━━━━━ Material provided ━━━━━
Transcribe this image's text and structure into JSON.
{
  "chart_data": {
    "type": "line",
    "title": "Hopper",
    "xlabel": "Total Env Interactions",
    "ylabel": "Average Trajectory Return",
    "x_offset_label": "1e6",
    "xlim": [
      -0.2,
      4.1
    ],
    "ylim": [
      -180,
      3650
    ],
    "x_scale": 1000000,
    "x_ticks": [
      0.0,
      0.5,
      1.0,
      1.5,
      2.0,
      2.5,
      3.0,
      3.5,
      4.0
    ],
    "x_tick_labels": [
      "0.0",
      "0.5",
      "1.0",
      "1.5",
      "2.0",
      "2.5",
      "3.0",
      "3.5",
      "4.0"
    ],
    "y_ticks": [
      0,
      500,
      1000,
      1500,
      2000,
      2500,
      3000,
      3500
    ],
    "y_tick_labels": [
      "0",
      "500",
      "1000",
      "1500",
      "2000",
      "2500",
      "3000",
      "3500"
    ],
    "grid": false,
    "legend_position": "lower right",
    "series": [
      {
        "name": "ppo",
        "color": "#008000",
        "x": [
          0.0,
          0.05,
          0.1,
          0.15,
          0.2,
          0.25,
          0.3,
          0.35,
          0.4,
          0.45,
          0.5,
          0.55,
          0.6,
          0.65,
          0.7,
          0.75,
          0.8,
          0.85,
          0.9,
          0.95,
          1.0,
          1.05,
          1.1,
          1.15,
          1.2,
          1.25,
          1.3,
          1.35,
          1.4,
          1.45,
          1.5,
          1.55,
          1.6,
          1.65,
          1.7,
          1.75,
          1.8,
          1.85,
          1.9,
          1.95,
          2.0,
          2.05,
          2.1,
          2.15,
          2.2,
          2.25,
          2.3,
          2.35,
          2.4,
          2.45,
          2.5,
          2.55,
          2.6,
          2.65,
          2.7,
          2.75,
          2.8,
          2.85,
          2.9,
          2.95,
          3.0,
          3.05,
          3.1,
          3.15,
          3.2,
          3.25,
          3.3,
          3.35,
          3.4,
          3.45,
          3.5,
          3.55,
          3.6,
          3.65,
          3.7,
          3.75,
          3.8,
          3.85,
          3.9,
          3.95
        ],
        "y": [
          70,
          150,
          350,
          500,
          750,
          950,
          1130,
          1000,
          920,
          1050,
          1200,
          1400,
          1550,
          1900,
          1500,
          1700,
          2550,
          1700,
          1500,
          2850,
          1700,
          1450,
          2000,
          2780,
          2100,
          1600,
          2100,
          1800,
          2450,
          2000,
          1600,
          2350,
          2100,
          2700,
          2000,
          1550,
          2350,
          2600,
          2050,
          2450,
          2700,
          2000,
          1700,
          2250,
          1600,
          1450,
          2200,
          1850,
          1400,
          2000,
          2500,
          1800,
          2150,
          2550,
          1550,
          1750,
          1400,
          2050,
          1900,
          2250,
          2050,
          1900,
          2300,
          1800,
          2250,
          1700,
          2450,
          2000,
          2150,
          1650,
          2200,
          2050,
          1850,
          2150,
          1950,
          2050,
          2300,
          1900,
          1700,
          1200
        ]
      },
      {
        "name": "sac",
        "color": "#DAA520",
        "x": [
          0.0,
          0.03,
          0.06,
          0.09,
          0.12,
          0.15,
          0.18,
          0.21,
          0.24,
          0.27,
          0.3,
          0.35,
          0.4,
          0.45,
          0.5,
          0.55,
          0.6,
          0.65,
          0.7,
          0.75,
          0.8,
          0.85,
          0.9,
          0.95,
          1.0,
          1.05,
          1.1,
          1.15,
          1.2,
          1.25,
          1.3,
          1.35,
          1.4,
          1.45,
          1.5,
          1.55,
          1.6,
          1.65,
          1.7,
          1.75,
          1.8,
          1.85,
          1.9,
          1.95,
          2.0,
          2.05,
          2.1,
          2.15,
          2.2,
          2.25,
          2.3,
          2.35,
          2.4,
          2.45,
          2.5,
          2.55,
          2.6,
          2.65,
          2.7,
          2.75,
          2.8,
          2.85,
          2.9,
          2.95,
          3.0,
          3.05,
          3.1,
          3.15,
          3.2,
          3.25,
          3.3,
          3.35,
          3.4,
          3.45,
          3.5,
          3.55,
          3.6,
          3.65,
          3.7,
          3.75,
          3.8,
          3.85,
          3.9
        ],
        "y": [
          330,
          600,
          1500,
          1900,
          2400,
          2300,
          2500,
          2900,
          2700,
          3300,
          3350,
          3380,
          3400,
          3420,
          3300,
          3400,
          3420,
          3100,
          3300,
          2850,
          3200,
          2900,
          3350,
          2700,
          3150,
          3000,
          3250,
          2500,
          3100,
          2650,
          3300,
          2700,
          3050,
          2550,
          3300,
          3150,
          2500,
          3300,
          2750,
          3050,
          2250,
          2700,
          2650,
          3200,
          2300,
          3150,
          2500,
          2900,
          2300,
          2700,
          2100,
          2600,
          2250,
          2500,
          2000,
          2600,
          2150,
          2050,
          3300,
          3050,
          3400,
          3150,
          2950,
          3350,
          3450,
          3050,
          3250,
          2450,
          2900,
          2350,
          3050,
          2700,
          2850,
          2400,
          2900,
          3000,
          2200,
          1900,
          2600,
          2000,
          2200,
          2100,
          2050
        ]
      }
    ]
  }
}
━━━━━
What this task involves => Output every entry shown above, exactly.

Result for this exercise =>
Transcribe this image's text and structure into JSON.
{
  "chart_data": {
    "type": "line",
    "title": "Hopper",
    "xlabel": "Total Env Interactions",
    "ylabel": "Average Trajectory Return",
    "x_offset_label": "1e6",
    "xlim": [
      -0.2,
      4.1
    ],
    "ylim": [
      -180,
      3650
    ],
    "x_scale": 1000000,
    "x_ticks": [
      0.0,
      0.5,
      1.0,
      1.5,
      2.0,
      2.5,
      3.0,
      3.5,
      4.0
    ],
    "x_tick_labels": [
      "0.0",
      "0.5",
      "1.0",
      "1.5",
      "2.0",
      "2.5",
      "3.0",
      "3.5",
      "4.0"
    ],
    "y_ticks": [
      0,
      500,
      1000,
      1500,
      2000,
      2500,
      3000,
      3500
    ],
    "y_tick_labels": [
      "0",
      "500",
      "1000",
      "1500",
      "2000",
      "2500",
      "3000",
      "3500"
    ],
    "grid": false,
    "legend_position": "lower right",
    "series": [
      {
        "name": "ppo",
        "color": "#008000",
        "x": [
          0.0,
          0.05,
          0.1,
          0.15,
          0.2,
          0.25,
          0.3,
          0.35,
          0.4,
          0.45,
          0.5,
          0.55,
          0.6,
          0.65,
          0.7,
          0.75,
          0.8,
          0.85,
          0.9,
          0.95,
          1.0,
          1.05,
          1.1,
          1.15,
          1.2,
          1.25,
          1.3,
          1.35,
          1.4,
          1.45,
          1.5,
          1.55,
          1.6,
          1.65,
          1.7,
          1.75,
          1.8,
          1.85,
          1.9,
          1.95,
          2.0,
          2.05,
          2.1,
          2.15,
          2.2,
          2.25,
          2.3,
          2.35,
          2.4,
          2.45,
          2.5,
          2.55,
          2.6,
          2.65,
          2.7,
          2.75,
          2.8,
          2.85,
          2.9,
          2.95,
          3.0,
          3.05,
          3.1,
          3.15,
          3.2,
          3.25,
          3.3,
          3.35,
          3.4,
          3.45,
          3.5,
          3.55,
          3.6,
          3.65,
          3.7,
          3.75,
          3.8,
          3.85,
          3.9,
          3.95
        ],
        "y": [
          70,
          150,
          350,
          500,
          750,
          950,
          1130,
          1000,
          920,
          1050,
          1200,
          1400,
          1550,
          1900,
          1500,
          1700,
          2550,
          1700,
          1500,
          2850,
          1700,
          1450,
          2000,
          2780,
          2100,
          1600,
          2100,
          1800,
          2450,
          2000,
          1600,
          2350,
          2100,
          2700,
          2000,
          1550,
          2350,
          2600,
          2050,
          2450,
          2700,
          2000,
          1700,
          2250,
          1600,
          1450,
          2200,
          1850,
          1400,
          2000,
          2500,
          1800,
          2150,
          2550,
          1550,
          1750,
          1400,
          2050,
          1900,
          2250,
          2050,
          1900,
          2300,
          1800,
          2250,
          1700,
          2450,
          2000,
          2150,
          1650,
          2200,
          2050,
          1850,
          2150,
          1950,
          2050,
          2300,
          1900,
          1700,
          1200
        ]
      },
      {
        "name": "sac",
        "color": "#DAA520",
        "x": [
          0.0,
          0.03,
          0.06,
          0.09,
          0.12,
          0.15,
          0.18,
          0.21,
          0.24,
          0.27,
          0.3,
          0.35,
          0.4,
          0.45,
          0.5,
          0.55,
          0.6,
          0.65,
          0.7,
          0.75,
          0.8,
          0.85,
          0.9,
          0.95,
          1.0,
          1.05,
          1.1,
          1.15,
          1.2,
          1.25,
          1.3,
          1.35,
          1.4,
          1.45,
          1.5,
          1.55,
          1.6,
          1.65,
          1.7,
          1.75,
          1.8,
          1.85,
          1.9,
          1.95,
          2.0,
          2.05,
          2.1,
          2.15,
          2.2,
          2.25,
          2.3,
          2.35,
          2.4,
          2.45,
          2.5,
          2.55,
          2.6,
          2.65,
          2.7,
          2.75,
          2.8,
          2.85,
          2.9,
          2.95,
          3.0,
          3.05,
          3.1,
          3.15,
          3.2,
          3.25,
          3.3,
          3.35,
          3.4,
          3.45,
          3.5,
          3.55,
          3.6,
          3.65,
          3.7,
          3.75,
          3.8,
          3.85,
          3.9
        ],
        "y": [
          330,
          600,
          1500,
          1900,
          2400,
          2300,
          2500,
          2900,
          2700,
          3300,
          3350,
          3380,
          3400,
          3420,
          3300,
          3400,
          3420,
          3100,
          3300,
          2850,
          3200,
          2900,
          3350,
          2700,
          3150,
          3000,
          3250,
          2500,
          3100,
          2650,
          3300,
          2700,
          3050,
          2550,
          3300,
          3150,
          2500,
          3300,
          2750,
          3050,
          2250,
          2700,
          2650,
          3200,
          2300,
          3150,
          2500,
          2900,
          2300,
          2700,
          2100,
          2600,
          2250,
          2500,
          2000,
          2600,
          2150,
          2050,
          3300,
          3050,
          3400,
          3150,
          2950,
          3350,
          3450,
          3050,
          3250,
          2450,
          2900,
          2350,
          3050,
          2700,
          2850,
          2400,
          2900,
          3000,
          2200,
          1900,
          2600,
          2000,
          2200,
          2100,
          2050
        ]
      }
    ]
  }
}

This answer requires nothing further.